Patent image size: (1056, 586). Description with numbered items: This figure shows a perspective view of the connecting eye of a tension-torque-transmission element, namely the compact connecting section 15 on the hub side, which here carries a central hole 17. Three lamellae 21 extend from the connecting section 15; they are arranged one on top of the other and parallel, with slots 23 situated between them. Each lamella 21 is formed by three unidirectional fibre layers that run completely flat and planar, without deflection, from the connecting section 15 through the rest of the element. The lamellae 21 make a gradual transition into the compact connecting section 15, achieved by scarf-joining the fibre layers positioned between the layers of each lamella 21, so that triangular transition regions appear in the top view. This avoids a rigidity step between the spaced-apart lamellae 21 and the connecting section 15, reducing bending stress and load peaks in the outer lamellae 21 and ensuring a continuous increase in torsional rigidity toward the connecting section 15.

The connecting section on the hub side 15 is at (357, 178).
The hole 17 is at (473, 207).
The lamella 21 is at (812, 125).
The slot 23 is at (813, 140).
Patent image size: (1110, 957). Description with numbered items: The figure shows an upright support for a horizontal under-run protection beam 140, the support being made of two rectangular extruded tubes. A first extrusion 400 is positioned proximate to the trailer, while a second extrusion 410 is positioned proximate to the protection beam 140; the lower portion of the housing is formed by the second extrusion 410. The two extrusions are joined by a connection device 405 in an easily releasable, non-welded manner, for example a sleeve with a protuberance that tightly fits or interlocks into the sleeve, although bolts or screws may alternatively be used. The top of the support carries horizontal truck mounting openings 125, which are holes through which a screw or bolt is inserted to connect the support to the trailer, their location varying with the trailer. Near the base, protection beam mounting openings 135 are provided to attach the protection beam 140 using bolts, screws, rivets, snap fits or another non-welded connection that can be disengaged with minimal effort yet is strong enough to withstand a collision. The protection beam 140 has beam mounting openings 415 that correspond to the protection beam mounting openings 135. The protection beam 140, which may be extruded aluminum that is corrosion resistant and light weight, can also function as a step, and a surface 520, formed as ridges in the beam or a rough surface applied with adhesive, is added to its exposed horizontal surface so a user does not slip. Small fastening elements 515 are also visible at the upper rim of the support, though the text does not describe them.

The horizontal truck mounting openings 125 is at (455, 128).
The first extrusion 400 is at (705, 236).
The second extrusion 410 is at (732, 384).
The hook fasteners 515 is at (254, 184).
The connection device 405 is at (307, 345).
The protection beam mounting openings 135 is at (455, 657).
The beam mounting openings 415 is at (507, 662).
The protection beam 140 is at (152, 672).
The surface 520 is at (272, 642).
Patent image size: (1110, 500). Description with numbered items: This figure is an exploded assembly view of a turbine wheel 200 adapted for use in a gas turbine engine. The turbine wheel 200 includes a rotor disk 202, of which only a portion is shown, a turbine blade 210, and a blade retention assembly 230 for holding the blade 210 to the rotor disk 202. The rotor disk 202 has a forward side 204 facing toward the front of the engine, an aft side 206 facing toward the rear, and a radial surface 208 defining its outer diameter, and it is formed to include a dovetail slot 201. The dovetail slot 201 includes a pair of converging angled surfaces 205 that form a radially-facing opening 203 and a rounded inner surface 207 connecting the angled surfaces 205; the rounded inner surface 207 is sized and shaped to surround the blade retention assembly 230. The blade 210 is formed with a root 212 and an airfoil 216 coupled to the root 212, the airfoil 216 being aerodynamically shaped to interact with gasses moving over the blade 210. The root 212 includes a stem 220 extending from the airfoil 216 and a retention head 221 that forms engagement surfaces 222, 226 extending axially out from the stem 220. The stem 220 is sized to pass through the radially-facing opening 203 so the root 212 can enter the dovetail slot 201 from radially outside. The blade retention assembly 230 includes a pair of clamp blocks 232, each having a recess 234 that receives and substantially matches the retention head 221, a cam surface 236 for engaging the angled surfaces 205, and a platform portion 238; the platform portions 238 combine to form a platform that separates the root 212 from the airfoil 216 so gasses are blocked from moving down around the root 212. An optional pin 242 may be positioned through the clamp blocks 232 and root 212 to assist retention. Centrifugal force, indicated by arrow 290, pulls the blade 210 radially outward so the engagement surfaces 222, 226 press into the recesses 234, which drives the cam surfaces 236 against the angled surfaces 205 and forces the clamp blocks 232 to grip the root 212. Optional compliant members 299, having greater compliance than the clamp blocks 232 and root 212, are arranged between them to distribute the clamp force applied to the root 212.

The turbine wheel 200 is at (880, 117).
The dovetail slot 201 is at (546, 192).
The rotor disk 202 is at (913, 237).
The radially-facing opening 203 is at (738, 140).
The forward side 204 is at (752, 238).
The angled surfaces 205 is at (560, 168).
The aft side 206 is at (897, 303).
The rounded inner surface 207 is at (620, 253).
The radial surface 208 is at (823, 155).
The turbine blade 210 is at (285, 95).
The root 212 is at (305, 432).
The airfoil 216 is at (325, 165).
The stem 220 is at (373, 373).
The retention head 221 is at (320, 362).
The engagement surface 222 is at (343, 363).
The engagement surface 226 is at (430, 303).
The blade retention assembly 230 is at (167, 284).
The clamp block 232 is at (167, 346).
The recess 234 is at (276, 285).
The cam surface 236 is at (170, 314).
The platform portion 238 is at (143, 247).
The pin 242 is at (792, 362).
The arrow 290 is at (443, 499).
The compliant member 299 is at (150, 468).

▸ **PROBLEM REQUIREMENTS**
Could you give the entries again, starting at the beginning and ending at the line containing "The slot 23 is at (813, 140).", with "connecting eye" replaced by "coupling eye" and everything else left unchanged?

▸ **RESULT OF THIS EXERCISE**
Patent image size: (1056, 586). Description with numbered items: This figure shows a perspective view of the coupling eye of a tension-torque-transmission element, namely the compact connecting section 15 on the hub side, which here carries a central hole 17. Three lamellae 21 extend from the connecting section 15; they are arranged one on top of the other and parallel, with slots 23 situated between them. Each lamella 21 is formed by three unidirectional fibre layers that run completely flat and planar, without deflection, from the connecting section 15 through the rest of the element. The lamellae 21 make a gradual transition into the compact connecting section 15, achieved by scarf-joining the fibre layers positioned between the layers of each lamella 21, so that triangular transition regions appear in the top view. This avoids a rigidity step between the spaced-apart lamellae 21 and the connecting section 15, reducing bending stress and load peaks in the outer lamellae 21 and ensuring a continuous increase in torsional rigidity toward the connecting section 15.

The connecting section on the hub side 15 is at (357, 178).
The hole 17 is at (473, 207).
The lamella 21 is at (812, 125).
The slot 23 is at (813, 140).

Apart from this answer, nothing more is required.